* Trecho da fonte:

June 5, 2021

Literatura e a questão do verdadeiro

Uma coisa que percebo nos escritores recentes que amo (Cusk, Carson, Murnane — por que não em menor capacidade Ben Lerner e Teju Cole também) é uma apreciação pela verdade ou pelo verdadeiro. Não aparece expicitamente em nenhum deles esse termo salvo na Cusk, mas me parece lá.

É algo semelhante que encontro no Sebald também (embora nele e no Murnane apareça como precisão”). Na Carson aparece como uma fidelidade ao pensamento e no Lerner e Cole sinto que vem a partir de um cuidado de mapear as coisas e as estruturas. Mas na Cusk a coisa é translúcida.

O que significa que não é uma transparência, mas uma leitura que está preocupada em justamente recuperar a verdade que resta e que não parece sempre conseguir atravessar o que se comunica (?). Talvez esteja especulando. Mas li agora um capítulo do Second Place que foi um absurdo.

June 5, 2021

A temporalidade dos comentários filosóficos

Muito difícil na filosofia diferenciar os comentários que são absolutamente contextuais, direcionados para um estado de coisas daquele momento e aqueles que dizem respeito ao momento eterno” que me parece ser o tempo em que a filosofia transcorre.

Fico pensando que alguns comentários quando lidos 100, 200, 2000 anos depois podem ganhar um outro sentido e que essa distância faz as vezes eles parecerem estúpidos quando naquele momento fazia muito sentido.

Não acho que algum tipo de comentário seja mais importante que o outro. Mas apenas pra pegar um exemplo de textos espinhosos nesse sentido: A sagrada família”. O texto ali parece operar em dois níveis, um em que a coisa ganha sentido naquele contexto e outro em que transcende.

O mais difícil é quando essa simultaneidade de tempos parecem aparecer nos mesmos comentários. Invisibiliza-se para quem é daquele momento o elemento que vai perdurar daquele texto. Enquanto pros que vem depois, o caráter contextual as vezes parece completamente sem sentido.

June 4, 2021

Mensuração institucional da filosofia

Uma hipótese que eu tenho é que história da filosofia bomba na academia pois é mais fácil de mensurar do que avaliar se um sistema filosófico é melhor que o outro. A caricatura da filosofia norte-americana também parece facilmente mensurável se for de fato circuito de refutações.

[Registros de dados salvos]
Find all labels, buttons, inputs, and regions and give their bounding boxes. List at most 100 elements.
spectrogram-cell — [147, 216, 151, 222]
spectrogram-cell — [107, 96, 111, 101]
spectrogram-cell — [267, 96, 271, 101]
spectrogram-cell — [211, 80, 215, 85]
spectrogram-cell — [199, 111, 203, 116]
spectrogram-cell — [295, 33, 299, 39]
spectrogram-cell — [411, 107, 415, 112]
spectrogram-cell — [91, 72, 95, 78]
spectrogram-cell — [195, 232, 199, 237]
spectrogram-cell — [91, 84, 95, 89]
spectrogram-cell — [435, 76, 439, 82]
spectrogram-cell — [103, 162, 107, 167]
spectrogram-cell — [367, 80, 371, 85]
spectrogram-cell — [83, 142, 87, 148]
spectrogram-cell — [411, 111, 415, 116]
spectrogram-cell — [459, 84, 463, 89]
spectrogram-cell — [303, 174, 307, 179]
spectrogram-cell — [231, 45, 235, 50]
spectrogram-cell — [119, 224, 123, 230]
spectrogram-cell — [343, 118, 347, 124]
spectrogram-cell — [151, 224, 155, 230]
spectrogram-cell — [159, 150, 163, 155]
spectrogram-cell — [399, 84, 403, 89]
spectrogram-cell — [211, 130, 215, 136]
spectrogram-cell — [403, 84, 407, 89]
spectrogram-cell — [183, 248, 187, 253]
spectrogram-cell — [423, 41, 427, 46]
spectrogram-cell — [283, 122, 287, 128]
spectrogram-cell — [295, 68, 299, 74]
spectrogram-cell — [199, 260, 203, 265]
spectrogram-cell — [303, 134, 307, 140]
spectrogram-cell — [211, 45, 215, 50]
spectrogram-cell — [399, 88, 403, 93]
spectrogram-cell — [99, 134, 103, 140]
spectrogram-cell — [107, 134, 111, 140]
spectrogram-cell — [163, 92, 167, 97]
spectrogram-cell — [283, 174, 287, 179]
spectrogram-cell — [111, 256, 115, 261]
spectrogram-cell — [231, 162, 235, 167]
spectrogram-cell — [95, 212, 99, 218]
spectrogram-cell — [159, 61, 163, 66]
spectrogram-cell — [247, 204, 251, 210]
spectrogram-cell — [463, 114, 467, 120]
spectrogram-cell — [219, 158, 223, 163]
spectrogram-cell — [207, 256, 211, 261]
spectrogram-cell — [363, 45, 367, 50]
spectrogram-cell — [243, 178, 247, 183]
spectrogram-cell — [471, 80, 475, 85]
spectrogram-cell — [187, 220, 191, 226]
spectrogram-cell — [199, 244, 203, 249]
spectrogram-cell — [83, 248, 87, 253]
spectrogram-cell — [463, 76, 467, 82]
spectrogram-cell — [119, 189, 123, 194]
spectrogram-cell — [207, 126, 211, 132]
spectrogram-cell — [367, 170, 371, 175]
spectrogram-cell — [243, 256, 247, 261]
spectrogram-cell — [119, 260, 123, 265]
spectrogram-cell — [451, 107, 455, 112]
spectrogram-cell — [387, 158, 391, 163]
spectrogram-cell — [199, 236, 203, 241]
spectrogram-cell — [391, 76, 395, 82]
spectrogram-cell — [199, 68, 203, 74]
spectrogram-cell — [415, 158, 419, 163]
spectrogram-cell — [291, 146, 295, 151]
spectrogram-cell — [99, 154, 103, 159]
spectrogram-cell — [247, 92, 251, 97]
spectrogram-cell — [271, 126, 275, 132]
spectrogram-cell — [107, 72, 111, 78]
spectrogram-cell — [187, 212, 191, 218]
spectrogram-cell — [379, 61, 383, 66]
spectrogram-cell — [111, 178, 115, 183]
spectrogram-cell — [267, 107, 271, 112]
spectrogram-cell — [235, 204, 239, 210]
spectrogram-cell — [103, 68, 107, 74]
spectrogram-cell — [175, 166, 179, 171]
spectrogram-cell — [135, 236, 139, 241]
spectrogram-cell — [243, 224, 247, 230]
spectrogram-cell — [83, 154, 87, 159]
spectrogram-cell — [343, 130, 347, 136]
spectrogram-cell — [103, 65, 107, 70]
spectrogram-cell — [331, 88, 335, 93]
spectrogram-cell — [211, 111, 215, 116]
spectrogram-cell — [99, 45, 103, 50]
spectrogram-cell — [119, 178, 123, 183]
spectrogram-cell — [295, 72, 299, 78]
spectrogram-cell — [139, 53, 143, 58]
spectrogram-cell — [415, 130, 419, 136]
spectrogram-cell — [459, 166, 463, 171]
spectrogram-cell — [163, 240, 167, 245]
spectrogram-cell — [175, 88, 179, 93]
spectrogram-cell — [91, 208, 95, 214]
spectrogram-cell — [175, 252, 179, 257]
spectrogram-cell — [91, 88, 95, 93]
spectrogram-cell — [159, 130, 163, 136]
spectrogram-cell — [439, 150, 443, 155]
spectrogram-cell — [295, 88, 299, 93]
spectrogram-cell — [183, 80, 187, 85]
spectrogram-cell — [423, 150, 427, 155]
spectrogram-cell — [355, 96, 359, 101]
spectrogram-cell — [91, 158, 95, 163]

* Problema 1: Reproduza os registros desde o início até a linha que contém "spectrogram-cell — [295, 33, 299, 39]", incluindo essa linha.
* Problema 2: Por favor, dê continuidade às notas sobre literatura e filosofia a partir do ponto em que terminam.

* Resposta escrita 1:
Find all labels, buttons, inputs, and regions and give their bounding boxes. List at most 100 elements.
spectrogram-cell — [147, 216, 151, 222]
spectrogram-cell — [107, 96, 111, 101]
spectrogram-cell — [267, 96, 271, 101]
spectrogram-cell — [211, 80, 215, 85]
spectrogram-cell — [199, 111, 203, 116]
spectrogram-cell — [295, 33, 299, 39]

* Resposta escrita 2:
Imagina se os pareceristas, os avaliadores tivessem que fazer algo que em 2,500 a história da filosofia não desenvolveu de modo geral: conseguir comparar sistemas incompatíveis que respondem problemas diferentes com linguagens diferentes. Seria caótico e/ou arbitrário a coisa.

June 4, 2021

A composição dos objetos da moda intelectual

Gostaria de uma análise sobre as correntes teóricas que tem predominado, sobre os objetos que tem vingado e sua presença no mercado editorial. De preferência também diferenciando entre aquilo que é apenas” traduzido e aquilo que tem um marketing intenso que acompanha.

Me parece que tem três formas de inspirar objetos de pesquisa na academia (em filosofia e algumas áreas de humanas) atualmente (e que podem se misturar): 1) continuidade com grupos de pesquisa já existentes; 2) problemas e situações que trazem perguntas e 3) o mercado editorial.

A primeira me parece a mais tradicional. Ela depende, porém, de estrutura, de instituições mais ou menos firmes (e de dinheiro). Ela também corre muito risco de se tornar numa relação mestre-discípulo quando grupos de pesquisa funcionam sob a lógica do professor lobo-solitário.

A segunda acho que é o que vemos sobretudo na interseção ou com questões que surgem no meio da militância política ou na fronteira com outras disciplinas (geralmente científicas). Independente do contato, parece que são demandas que vem de algum fora.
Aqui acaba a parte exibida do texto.